**Given request:** Rewrite every line of the material as a numbered list, leaving out blank lines.

**Data listing:**
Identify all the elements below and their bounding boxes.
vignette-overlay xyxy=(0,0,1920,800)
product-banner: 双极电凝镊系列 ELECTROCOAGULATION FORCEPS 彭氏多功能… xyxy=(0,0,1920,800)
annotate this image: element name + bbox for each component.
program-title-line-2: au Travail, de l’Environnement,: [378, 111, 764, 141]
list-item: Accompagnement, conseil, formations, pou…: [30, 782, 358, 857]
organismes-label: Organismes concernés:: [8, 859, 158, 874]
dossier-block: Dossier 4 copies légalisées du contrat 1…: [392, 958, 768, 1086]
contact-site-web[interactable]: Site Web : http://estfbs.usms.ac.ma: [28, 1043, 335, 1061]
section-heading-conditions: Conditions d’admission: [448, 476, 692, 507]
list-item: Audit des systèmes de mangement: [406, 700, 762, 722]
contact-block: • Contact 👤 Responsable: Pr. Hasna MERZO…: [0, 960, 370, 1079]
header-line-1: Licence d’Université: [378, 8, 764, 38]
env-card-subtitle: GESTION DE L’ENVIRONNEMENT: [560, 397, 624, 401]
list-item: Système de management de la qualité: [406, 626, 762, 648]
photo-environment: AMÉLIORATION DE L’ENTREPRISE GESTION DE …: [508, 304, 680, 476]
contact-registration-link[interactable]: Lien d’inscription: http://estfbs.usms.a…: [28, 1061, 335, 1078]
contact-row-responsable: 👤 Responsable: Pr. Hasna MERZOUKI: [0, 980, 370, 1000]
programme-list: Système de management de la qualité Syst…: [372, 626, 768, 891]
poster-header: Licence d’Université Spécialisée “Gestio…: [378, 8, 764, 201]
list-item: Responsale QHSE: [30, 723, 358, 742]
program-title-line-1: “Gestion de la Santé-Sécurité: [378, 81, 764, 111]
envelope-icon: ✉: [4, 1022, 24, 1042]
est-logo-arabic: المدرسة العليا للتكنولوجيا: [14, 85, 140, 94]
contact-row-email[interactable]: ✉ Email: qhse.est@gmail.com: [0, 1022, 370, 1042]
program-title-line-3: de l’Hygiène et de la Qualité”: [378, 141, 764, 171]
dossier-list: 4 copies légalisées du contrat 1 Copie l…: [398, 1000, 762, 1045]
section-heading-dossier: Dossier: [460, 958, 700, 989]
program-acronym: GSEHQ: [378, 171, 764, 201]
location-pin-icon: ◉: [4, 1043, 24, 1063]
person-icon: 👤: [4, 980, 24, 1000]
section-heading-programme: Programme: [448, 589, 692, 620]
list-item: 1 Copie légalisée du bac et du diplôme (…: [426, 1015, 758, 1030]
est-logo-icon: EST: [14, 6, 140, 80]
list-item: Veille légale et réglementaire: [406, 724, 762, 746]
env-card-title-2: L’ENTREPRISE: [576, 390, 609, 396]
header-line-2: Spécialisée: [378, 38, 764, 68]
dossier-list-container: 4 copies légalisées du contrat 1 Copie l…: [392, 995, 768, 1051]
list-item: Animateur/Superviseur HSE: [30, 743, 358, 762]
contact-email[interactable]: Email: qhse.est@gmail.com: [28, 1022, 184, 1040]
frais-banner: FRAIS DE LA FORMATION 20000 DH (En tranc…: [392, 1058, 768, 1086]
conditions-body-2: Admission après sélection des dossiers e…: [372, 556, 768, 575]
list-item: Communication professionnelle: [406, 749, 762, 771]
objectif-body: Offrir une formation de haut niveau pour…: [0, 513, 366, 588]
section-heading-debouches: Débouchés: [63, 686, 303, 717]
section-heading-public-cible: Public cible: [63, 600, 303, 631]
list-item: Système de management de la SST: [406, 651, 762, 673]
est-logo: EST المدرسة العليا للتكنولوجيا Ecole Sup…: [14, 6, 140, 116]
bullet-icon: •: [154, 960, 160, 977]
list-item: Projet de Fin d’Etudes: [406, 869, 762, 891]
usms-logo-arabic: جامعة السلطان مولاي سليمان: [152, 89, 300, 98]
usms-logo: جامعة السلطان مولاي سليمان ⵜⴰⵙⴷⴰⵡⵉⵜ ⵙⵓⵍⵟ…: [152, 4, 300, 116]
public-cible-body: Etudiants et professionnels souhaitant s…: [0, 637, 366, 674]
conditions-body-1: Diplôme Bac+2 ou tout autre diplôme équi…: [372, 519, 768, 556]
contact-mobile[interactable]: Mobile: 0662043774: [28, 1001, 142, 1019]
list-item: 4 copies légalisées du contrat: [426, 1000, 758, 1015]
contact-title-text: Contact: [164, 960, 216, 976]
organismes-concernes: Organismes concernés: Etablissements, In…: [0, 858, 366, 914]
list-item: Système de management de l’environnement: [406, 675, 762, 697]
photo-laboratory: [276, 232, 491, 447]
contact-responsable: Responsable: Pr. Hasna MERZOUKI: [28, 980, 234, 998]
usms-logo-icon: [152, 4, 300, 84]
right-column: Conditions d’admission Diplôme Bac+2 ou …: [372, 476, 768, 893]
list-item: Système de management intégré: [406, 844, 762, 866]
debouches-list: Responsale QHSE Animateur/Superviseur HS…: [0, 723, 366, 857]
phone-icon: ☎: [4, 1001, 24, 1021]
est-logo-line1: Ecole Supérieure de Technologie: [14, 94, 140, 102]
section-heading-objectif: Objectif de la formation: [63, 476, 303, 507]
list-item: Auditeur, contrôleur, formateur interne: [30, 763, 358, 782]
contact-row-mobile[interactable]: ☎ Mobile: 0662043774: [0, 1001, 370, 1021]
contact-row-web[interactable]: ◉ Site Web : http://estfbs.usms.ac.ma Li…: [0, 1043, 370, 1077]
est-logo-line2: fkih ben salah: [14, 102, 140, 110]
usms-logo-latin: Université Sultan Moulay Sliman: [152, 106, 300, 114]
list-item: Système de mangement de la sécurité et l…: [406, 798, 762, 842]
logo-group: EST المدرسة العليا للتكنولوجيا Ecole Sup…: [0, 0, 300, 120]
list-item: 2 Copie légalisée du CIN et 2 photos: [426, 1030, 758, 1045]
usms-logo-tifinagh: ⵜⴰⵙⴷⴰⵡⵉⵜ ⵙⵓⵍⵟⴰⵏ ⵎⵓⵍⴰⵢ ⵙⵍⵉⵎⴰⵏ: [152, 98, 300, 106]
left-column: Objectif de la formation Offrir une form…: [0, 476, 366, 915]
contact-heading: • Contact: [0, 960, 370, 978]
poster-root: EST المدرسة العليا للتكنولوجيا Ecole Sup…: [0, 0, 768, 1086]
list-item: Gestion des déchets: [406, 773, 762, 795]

**Response to this task:**
1. Identify all the elements below and their bounding boxes.
2. vignette-overlay xyxy=(0,0,1920,800)
3. product-banner: 双极电凝镊系列 ELECTROCOAGULATION FORCEPS 彭氏多功能… xyxy=(0,0,1920,800)
4. annotate this image: element name + bbox for each component.
5. program-title-line-2: au Travail, de l’Environnement,: [378, 111, 764, 141]
6. list-item: Accompagnement, conseil, formations, pou…: [30, 782, 358, 857]
7. organismes-label: Organismes concernés:: [8, 859, 158, 874]
8. dossier-block: Dossier 4 copies légalisées du contrat 1…: [392, 958, 768, 1086]
9. contact-site-web[interactable]: Site Web : http://estfbs.usms.ac.ma: [28, 1043, 335, 1061]
10. section-heading-conditions: Conditions d’admission: [448, 476, 692, 507]
11. list-item: Audit des systèmes de mangement: [406, 700, 762, 722]
12. contact-block: • Contact 👤 Responsable: Pr. Hasna MERZO…: [0, 960, 370, 1079]
13. header-line-1: Licence d’Université: [378, 8, 764, 38]
14. env-card-subtitle: GESTION DE L’ENVIRONNEMENT: [560, 397, 624, 401]
15. list-item: Système de management de la qualité: [406, 626, 762, 648]
16. photo-environment: AMÉLIORATION DE L’ENTREPRISE GESTION DE …: [508, 304, 680, 476]
17. contact-registration-link[interactable]: Lien d’inscription: http://estfbs.usms.a…: [28, 1061, 335, 1078]
18. contact-row-responsable: 👤 Responsable: Pr. Hasna MERZOUKI: [0, 980, 370, 1000]
19. programme-list: Système de management de la qualité Syst…: [372, 626, 768, 891]
20. poster-header: Licence d’Université Spécialisée “Gestio…: [378, 8, 764, 201]
21. list-item: Responsale QHSE: [30, 723, 358, 742]
22. program-title-line-1: “Gestion de la Santé-Sécurité: [378, 81, 764, 111]
23. envelope-icon: ✉: [4, 1022, 24, 1042]
24. est-logo-arabic: المدرسة العليا للتكنولوجيا: [14, 85, 140, 94]
25. contact-row-email[interactable]: ✉ Email: qhse.est@gmail.com: [0, 1022, 370, 1042]
26. program-title-line-3: de l’Hygiène et de la Qualité”: [378, 141, 764, 171]
27. dossier-list: 4 copies légalisées du contrat 1 Copie l…: [398, 1000, 762, 1045]
28. section-heading-dossier: Dossier: [460, 958, 700, 989]
29. program-acronym: GSEHQ: [378, 171, 764, 201]
30. location-pin-icon: ◉: [4, 1043, 24, 1063]
31. person-icon: 👤: [4, 980, 24, 1000]
32. section-heading-programme: Programme: [448, 589, 692, 620]
33. list-item: 1 Copie légalisée du bac et du diplôme (…: [426, 1015, 758, 1030]
34. est-logo-icon: EST: [14, 6, 140, 80]
35. list-item: Veille légale et réglementaire: [406, 724, 762, 746]
36. env-card-title-2: L’ENTREPRISE: [576, 390, 609, 396]
37. header-line-2: Spécialisée: [378, 38, 764, 68]
38. dossier-list-container: 4 copies légalisées du contrat 1 Copie l…: [392, 995, 768, 1051]
39. list-item: Animateur/Superviseur HSE: [30, 743, 358, 762]
40. contact-email[interactable]: Email: qhse.est@gmail.com: [28, 1022, 184, 1040]
41. frais-banner: FRAIS DE LA FORMATION 20000 DH (En tranc…: [392, 1058, 768, 1086]
42. conditions-body-2: Admission après sélection des dossiers e…: [372, 556, 768, 575]
43. list-item: Communication professionnelle: [406, 749, 762, 771]
44. objectif-body: Offrir une formation de haut niveau pour…: [0, 513, 366, 588]
45. section-heading-debouches: Débouchés: [63, 686, 303, 717]
46. section-heading-public-cible: Public cible: [63, 600, 303, 631]
47. list-item: Système de management de la SST: [406, 651, 762, 673]
48. est-logo: EST المدرسة العليا للتكنولوجيا Ecole Sup…: [14, 6, 140, 116]
49. bullet-icon: •: [154, 960, 160, 977]
50. list-item: Projet de Fin d’Etudes: [406, 869, 762, 891]
51. usms-logo-arabic: جامعة السلطان مولاي سليمان: [152, 89, 300, 98]
52. usms-logo: جامعة السلطان مولاي سليمان ⵜⴰⵙⴷⴰⵡⵉⵜ ⵙⵓⵍⵟ…: [152, 4, 300, 116]
53. public-cible-body: Etudiants et professionnels souhaitant s…: [0, 637, 366, 674]
54. conditions-body-1: Diplôme Bac+2 ou tout autre diplôme équi…: [372, 519, 768, 556]
55. contact-mobile[interactable]: Mobile: 0662043774: [28, 1001, 142, 1019]
56. list-item: 4 copies légalisées du contrat: [426, 1000, 758, 1015]
57. contact-title-text: Contact: [164, 960, 216, 976]
58. organismes-concernes: Organismes concernés: Etablissements, In…: [0, 858, 366, 914]
59. list-item: Système de management de l’environnement: [406, 675, 762, 697]
60. photo-laboratory: [276, 232, 491, 447]
61. contact-responsable: Responsable: Pr. Hasna MERZOUKI: [28, 980, 234, 998]
62. usms-logo-icon: [152, 4, 300, 84]
63. right-column: Conditions d’admission Diplôme Bac+2 ou …: [372, 476, 768, 893]
64. list-item: Système de management intégré: [406, 844, 762, 866]
65. debouches-list: Responsale QHSE Animateur/Superviseur HS…: [0, 723, 366, 857]
66. phone-icon: ☎: [4, 1001, 24, 1021]
67. est-logo-line1: Ecole Supérieure de Technologie: [14, 94, 140, 102]
68. section-heading-objectif: Objectif de la formation: [63, 476, 303, 507]
69. list-item: Auditeur, contrôleur, formateur interne: [30, 763, 358, 782]
70. contact-row-mobile[interactable]: ☎ Mobile: 0662043774: [0, 1001, 370, 1021]
71. contact-row-web[interactable]: ◉ Site Web : http://estfbs.usms.ac.ma Li…: [0, 1043, 370, 1077]
72. est-logo-line2: fkih ben salah: [14, 102, 140, 110]
73. usms-logo-latin: Université Sultan Moulay Sliman: [152, 106, 300, 114]
74. list-item: Système de mangement de la sécurité et l…: [406, 798, 762, 842]
75. logo-group: EST المدرسة العليا للتكنولوجيا Ecole Sup…: [0, 0, 300, 120]
76. list-item: 2 Copie légalisée du CIN et 2 photos: [426, 1030, 758, 1045]
77. usms-logo-tifinagh: ⵜⴰⵙⴷⴰⵡⵉⵜ ⵙⵓⵍⵟⴰⵏ ⵎⵓⵍⴰⵢ ⵙⵍⵉⵎⴰⵏ: [152, 98, 300, 106]
78. left-column: Objectif de la formation Offrir une form…: [0, 476, 366, 915]
79. contact-heading: • Contact: [0, 960, 370, 978]
80. poster-root: EST المدرسة العليا للتكنولوجيا Ecole Sup…: [0, 0, 768, 1086]
81. list-item: Gestion des déchets: [406, 773, 762, 795]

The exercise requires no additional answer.